§ Task statement
Reproduce each line exactly. Skip none.

§ Extracted information
※ ※ ※
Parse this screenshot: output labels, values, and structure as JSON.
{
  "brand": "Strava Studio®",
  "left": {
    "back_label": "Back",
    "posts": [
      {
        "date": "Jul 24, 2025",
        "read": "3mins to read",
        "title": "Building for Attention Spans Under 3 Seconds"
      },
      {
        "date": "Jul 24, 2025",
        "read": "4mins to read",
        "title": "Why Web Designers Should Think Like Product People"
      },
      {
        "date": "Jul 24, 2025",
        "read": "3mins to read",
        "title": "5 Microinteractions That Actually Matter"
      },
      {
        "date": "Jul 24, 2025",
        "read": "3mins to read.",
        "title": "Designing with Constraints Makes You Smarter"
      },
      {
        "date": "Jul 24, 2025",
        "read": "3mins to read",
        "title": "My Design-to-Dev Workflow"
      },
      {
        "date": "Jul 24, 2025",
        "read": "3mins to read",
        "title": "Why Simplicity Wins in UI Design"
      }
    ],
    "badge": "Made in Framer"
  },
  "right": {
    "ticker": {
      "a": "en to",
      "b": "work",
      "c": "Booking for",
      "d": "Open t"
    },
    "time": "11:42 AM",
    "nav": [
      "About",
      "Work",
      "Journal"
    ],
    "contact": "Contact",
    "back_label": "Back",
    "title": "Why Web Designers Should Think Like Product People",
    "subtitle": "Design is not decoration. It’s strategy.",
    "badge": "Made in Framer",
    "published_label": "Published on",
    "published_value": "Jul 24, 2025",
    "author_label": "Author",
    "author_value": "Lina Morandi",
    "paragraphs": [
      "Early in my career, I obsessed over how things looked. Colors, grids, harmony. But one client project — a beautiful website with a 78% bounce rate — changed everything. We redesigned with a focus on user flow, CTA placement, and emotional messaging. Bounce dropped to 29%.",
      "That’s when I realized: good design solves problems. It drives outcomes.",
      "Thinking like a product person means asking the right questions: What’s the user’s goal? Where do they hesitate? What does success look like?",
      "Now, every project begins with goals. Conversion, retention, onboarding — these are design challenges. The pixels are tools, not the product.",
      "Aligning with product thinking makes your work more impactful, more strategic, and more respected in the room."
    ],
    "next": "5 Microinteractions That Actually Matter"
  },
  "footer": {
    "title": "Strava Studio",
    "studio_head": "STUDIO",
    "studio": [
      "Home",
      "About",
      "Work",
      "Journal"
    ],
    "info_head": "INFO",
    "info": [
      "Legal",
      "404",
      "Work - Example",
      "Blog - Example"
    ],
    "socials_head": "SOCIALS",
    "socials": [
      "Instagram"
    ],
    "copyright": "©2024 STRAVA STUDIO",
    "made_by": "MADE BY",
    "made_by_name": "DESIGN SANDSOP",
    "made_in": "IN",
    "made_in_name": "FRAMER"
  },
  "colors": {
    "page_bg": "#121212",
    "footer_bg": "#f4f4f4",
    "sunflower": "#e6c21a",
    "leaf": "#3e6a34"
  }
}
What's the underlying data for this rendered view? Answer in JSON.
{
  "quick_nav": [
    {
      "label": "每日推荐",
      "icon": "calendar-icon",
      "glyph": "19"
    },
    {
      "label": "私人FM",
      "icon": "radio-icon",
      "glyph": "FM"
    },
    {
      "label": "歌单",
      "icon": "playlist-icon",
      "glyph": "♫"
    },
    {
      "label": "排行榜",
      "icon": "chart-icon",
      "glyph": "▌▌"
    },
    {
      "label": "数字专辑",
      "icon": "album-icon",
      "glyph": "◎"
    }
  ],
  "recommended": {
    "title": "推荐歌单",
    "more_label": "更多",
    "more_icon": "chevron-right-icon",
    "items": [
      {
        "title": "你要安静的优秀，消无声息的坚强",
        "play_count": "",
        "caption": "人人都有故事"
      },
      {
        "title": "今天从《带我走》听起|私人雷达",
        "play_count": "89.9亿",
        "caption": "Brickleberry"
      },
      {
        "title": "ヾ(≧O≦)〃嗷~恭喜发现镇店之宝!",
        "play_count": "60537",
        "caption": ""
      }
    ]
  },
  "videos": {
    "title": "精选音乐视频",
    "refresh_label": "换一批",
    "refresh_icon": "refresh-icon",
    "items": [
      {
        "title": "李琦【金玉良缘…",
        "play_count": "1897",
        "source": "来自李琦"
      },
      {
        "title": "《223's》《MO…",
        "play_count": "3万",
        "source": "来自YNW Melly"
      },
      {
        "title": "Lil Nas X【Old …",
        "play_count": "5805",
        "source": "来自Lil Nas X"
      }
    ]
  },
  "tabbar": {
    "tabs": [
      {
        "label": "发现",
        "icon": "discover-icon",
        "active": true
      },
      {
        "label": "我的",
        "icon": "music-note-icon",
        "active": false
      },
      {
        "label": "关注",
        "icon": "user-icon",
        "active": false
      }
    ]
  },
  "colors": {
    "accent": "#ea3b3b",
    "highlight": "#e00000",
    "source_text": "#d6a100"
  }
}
※ ※ ※
§ Response to this exercise
Parse this screenshot: output labels, values, and structure as JSON.
{
  "brand": "Strava Studio®",
  "left": {
    "back_label": "Back",
    "posts": [
      {
        "date": "Jul 24, 2025",
        "read": "3mins to read",
        "title": "Building for Attention Spans Under 3 Seconds"
      },
      {
        "date": "Jul 24, 2025",
        "read": "4mins to read",
        "title": "Why Web Designers Should Think Like Product People"
      },
      {
        "date": "Jul 24, 2025",
        "read": "3mins to read",
        "title": "5 Microinteractions That Actually Matter"
      },
      {
        "date": "Jul 24, 2025",
        "read": "3mins to read.",
        "title": "Designing with Constraints Makes You Smarter"
      },
      {
        "date": "Jul 24, 2025",
        "read": "3mins to read",
        "title": "My Design-to-Dev Workflow"
      },
      {
        "date": "Jul 24, 2025",
        "read": "3mins to read",
        "title": "Why Simplicity Wins in UI Design"
      }
    ],
    "badge": "Made in Framer"
  },
  "right": {
    "ticker": {
      "a": "en to",
      "b": "work",
      "c": "Booking for",
      "d": "Open t"
    },
    "time": "11:42 AM",
    "nav": [
      "About",
      "Work",
      "Journal"
    ],
    "contact": "Contact",
    "back_label": "Back",
    "title": "Why Web Designers Should Think Like Product People",
    "subtitle": "Design is not decoration. It’s strategy.",
    "badge": "Made in Framer",
    "published_label": "Published on",
    "published_value": "Jul 24, 2025",
    "author_label": "Author",
    "author_value": "Lina Morandi",
    "paragraphs": [
      "Early in my career, I obsessed over how things looked. Colors, grids, harmony. But one client project — a beautiful website with a 78% bounce rate — changed everything. We redesigned with a focus on user flow, CTA placement, and emotional messaging. Bounce dropped to 29%.",
      "That’s when I realized: good design solves problems. It drives outcomes.",
      "Thinking like a product person means asking the right questions: What’s the user’s goal? Where do they hesitate? What does success look like?",
      "Now, every project begins with goals. Conversion, retention, onboarding — these are design challenges. The pixels are tools, not the product.",
      "Aligning with product thinking makes your work more impactful, more strategic, and more respected in the room."
    ],
    "next": "5 Microinteractions That Actually Matter"
  },
  "footer": {
    "title": "Strava Studio",
    "studio_head": "STUDIO",
    "studio": [
      "Home",
      "About",
      "Work",
      "Journal"
    ],
    "info_head": "INFO",
    "info": [
      "Legal",
      "404",
      "Work - Example",
      "Blog - Example"
    ],
    "socials_head": "SOCIALS",
    "socials": [
      "Instagram"
    ],
    "copyright": "©2024 STRAVA STUDIO",
    "made_by": "MADE BY",
    "made_by_name": "DESIGN SANDSOP",
    "made_in": "IN",
    "made_in_name": "FRAMER"
  },
  "colors": {
    "page_bg": "#121212",
    "footer_bg": "#f4f4f4",
    "sunflower": "#e6c21a",
    "leaf": "#3e6a34"
  }
}
What's the underlying data for this rendered view? Answer in JSON.
{
  "quick_nav": [
    {
      "label": "每日推荐",
      "icon": "calendar-icon",
      "glyph": "19"
    },
    {
      "label": "私人FM",
      "icon": "radio-icon",
      "glyph": "FM"
    },
    {
      "label": "歌单",
      "icon": "playlist-icon",
      "glyph": "♫"
    },
    {
      "label": "排行榜",
      "icon": "chart-icon",
      "glyph": "▌▌"
    },
    {
      "label": "数字专辑",
      "icon": "album-icon",
      "glyph": "◎"
    }
  ],
  "recommended": {
    "title": "推荐歌单",
    "more_label": "更多",
    "more_icon": "chevron-right-icon",
    "items": [
      {
        "title": "你要安静的优秀，消无声息的坚强",
        "play_count": "",
        "caption": "人人都有故事"
      },
      {
        "title": "今天从《带我走》听起|私人雷达",
        "play_count": "89.9亿",
        "caption": "Brickleberry"
      },
      {
        "title": "ヾ(≧O≦)〃嗷~恭喜发现镇店之宝!",
        "play_count": "60537",
        "caption": ""
      }
    ]
  },
  "videos": {
    "title": "精选音乐视频",
    "refresh_label": "换一批",
    "refresh_icon": "refresh-icon",
    "items": [
      {
        "title": "李琦【金玉良缘…",
        "play_count": "1897",
        "source": "来自李琦"
      },
      {
        "title": "《223's》《MO…",
        "play_count": "3万",
        "source": "来自YNW Melly"
      },
      {
        "title": "Lil Nas X【Old …",
        "play_count": "5805",
        "source": "来自Lil Nas X"
      }
    ]
  },
  "tabbar": {
    "tabs": [
      {
        "label": "发现",
        "icon": "discover-icon",
        "active": true
      },
      {
        "label": "我的",
        "icon": "music-note-icon",
        "active": false
      },
      {
        "label": "关注",
        "icon": "user-icon",
        "active": false
      }
    ]
  },
  "colors": {
    "accent": "#ea3b3b",
    "highlight": "#e00000",
    "source_text": "#d6a100"
  }
}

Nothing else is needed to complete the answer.